[Collection entries]
+++
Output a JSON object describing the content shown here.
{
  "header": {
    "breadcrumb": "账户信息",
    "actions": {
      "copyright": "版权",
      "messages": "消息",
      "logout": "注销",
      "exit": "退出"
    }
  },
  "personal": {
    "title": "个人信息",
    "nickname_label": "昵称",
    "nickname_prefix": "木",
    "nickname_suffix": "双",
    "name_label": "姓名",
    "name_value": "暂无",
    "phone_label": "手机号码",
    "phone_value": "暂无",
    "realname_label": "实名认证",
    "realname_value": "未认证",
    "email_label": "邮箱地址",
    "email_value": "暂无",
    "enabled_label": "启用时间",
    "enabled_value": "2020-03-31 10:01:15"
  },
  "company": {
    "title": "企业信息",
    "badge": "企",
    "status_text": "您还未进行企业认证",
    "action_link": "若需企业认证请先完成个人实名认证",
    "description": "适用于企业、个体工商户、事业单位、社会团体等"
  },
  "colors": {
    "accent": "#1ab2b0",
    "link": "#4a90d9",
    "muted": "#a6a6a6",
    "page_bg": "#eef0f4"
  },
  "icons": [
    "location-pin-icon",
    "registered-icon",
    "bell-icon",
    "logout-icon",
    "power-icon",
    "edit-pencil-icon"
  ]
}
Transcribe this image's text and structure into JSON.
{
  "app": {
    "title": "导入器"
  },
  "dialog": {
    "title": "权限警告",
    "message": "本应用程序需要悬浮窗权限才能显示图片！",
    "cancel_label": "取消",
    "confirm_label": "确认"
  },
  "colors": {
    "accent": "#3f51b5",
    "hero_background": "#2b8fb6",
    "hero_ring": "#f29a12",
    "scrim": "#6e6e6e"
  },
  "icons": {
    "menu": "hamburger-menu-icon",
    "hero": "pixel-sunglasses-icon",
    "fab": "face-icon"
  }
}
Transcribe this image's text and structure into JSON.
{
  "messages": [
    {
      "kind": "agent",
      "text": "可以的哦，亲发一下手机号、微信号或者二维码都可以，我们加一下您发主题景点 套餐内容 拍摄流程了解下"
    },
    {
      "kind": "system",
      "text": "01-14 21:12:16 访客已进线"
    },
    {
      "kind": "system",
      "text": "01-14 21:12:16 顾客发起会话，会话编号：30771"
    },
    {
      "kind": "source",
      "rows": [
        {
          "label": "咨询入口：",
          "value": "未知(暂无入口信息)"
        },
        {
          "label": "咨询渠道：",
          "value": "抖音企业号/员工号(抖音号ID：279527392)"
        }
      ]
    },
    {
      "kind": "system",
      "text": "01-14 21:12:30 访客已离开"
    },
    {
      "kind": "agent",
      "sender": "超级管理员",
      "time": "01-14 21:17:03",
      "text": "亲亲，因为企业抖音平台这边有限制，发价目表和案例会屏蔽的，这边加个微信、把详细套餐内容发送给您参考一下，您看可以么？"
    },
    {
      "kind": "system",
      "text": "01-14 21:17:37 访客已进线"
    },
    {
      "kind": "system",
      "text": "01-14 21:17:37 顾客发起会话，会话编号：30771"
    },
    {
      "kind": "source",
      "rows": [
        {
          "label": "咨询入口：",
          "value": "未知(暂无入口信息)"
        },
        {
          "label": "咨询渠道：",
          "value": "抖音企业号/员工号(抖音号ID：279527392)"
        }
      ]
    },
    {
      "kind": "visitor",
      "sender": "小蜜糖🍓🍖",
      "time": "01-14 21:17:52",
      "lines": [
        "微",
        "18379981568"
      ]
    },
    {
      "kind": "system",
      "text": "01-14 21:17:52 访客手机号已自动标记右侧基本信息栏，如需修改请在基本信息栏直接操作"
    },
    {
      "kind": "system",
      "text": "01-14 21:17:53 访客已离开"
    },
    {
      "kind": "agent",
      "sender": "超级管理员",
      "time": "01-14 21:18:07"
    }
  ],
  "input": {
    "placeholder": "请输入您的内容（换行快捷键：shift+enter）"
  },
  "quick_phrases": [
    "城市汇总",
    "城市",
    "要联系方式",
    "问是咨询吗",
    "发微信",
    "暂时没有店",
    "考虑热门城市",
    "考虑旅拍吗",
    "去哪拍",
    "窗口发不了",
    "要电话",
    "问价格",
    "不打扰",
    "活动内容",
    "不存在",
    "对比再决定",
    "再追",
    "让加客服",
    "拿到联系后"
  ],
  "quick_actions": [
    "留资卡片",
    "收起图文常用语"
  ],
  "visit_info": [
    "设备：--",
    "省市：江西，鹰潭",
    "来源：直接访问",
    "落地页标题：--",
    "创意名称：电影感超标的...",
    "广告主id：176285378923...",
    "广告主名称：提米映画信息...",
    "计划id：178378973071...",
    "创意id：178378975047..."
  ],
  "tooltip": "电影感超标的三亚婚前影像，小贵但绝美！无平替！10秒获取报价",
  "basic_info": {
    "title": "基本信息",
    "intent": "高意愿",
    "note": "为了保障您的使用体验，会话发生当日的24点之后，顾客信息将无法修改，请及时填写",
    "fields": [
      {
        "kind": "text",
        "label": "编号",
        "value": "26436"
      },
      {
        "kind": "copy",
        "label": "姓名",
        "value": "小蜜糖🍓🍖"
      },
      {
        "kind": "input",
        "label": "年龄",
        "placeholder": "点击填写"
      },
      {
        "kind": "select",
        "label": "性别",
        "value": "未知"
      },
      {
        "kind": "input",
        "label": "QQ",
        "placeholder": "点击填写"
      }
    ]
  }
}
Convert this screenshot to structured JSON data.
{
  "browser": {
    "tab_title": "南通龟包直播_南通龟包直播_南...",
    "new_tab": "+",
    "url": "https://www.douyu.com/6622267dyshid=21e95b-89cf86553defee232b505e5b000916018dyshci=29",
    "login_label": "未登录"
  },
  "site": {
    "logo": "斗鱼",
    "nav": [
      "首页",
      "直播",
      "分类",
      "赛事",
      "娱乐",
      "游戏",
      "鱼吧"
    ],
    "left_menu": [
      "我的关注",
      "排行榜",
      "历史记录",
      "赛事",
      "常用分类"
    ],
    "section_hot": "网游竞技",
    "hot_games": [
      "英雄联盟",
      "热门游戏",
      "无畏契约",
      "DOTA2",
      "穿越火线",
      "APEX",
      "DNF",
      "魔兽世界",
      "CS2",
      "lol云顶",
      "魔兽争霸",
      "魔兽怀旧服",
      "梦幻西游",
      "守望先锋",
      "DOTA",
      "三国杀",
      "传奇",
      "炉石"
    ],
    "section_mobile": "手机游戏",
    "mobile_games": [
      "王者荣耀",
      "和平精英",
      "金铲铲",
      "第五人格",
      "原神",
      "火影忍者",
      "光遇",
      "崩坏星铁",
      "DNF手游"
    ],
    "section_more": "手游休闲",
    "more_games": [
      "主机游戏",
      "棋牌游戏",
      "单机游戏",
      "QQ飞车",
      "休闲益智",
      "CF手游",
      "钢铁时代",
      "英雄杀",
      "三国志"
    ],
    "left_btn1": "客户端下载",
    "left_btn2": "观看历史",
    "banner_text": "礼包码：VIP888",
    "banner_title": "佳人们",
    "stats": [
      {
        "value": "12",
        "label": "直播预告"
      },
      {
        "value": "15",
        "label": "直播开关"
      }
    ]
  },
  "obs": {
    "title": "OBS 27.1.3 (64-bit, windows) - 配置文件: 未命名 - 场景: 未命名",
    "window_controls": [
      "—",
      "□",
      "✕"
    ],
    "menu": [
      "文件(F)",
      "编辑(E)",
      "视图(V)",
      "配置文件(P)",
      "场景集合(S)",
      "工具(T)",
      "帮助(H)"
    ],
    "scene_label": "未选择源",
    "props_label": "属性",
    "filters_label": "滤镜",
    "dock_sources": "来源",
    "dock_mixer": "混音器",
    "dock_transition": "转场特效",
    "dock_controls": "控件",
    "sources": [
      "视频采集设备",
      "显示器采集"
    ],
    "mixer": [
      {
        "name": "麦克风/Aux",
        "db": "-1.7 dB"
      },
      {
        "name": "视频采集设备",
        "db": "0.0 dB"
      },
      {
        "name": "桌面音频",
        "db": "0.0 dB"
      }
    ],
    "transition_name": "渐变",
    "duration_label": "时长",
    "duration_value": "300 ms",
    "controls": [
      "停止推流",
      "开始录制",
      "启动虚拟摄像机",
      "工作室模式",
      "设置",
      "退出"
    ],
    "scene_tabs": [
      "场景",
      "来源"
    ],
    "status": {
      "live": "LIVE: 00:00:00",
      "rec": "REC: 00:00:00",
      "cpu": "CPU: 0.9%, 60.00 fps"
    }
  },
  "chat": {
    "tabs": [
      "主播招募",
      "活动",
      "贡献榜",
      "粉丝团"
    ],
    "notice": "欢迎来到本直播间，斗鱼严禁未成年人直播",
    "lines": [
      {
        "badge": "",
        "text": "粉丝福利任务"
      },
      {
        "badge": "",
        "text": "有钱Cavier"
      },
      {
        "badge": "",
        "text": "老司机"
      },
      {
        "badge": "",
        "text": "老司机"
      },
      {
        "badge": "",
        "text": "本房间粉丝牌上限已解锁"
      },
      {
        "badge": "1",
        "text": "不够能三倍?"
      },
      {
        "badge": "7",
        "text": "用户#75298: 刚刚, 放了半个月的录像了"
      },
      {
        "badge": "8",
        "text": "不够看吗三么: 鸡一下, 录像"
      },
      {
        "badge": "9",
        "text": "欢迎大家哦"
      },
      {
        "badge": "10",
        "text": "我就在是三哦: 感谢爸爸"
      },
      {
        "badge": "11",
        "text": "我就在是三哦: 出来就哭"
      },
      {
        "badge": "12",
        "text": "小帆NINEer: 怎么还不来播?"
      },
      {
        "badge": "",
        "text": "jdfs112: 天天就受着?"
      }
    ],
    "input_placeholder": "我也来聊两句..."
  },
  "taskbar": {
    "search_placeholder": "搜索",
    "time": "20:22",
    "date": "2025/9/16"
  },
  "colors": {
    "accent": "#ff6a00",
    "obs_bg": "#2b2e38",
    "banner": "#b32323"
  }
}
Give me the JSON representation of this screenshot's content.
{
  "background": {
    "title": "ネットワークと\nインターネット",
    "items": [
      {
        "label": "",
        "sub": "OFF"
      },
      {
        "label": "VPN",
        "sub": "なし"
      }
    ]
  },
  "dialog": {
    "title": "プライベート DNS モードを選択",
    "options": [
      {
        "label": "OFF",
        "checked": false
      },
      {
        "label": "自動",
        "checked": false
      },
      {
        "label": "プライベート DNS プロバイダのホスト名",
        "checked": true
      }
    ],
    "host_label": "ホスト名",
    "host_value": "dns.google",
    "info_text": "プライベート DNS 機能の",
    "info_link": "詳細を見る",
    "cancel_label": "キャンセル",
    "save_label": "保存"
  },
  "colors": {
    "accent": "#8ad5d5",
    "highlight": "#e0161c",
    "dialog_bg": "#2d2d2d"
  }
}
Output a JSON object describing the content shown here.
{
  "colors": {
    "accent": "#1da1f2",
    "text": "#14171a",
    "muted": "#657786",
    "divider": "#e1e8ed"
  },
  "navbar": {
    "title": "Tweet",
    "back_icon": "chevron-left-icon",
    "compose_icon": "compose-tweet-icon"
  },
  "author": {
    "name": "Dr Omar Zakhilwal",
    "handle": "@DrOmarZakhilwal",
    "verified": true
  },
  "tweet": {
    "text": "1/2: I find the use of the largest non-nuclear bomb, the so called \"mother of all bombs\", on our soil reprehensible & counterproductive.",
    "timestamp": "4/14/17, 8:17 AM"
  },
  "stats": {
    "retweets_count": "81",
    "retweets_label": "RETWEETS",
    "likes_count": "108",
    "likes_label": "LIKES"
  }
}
+++
## Given task:
The word "accent" may occur in lines of the records. Report how many such lines there are, giving only the number.

## Solved exercise:
5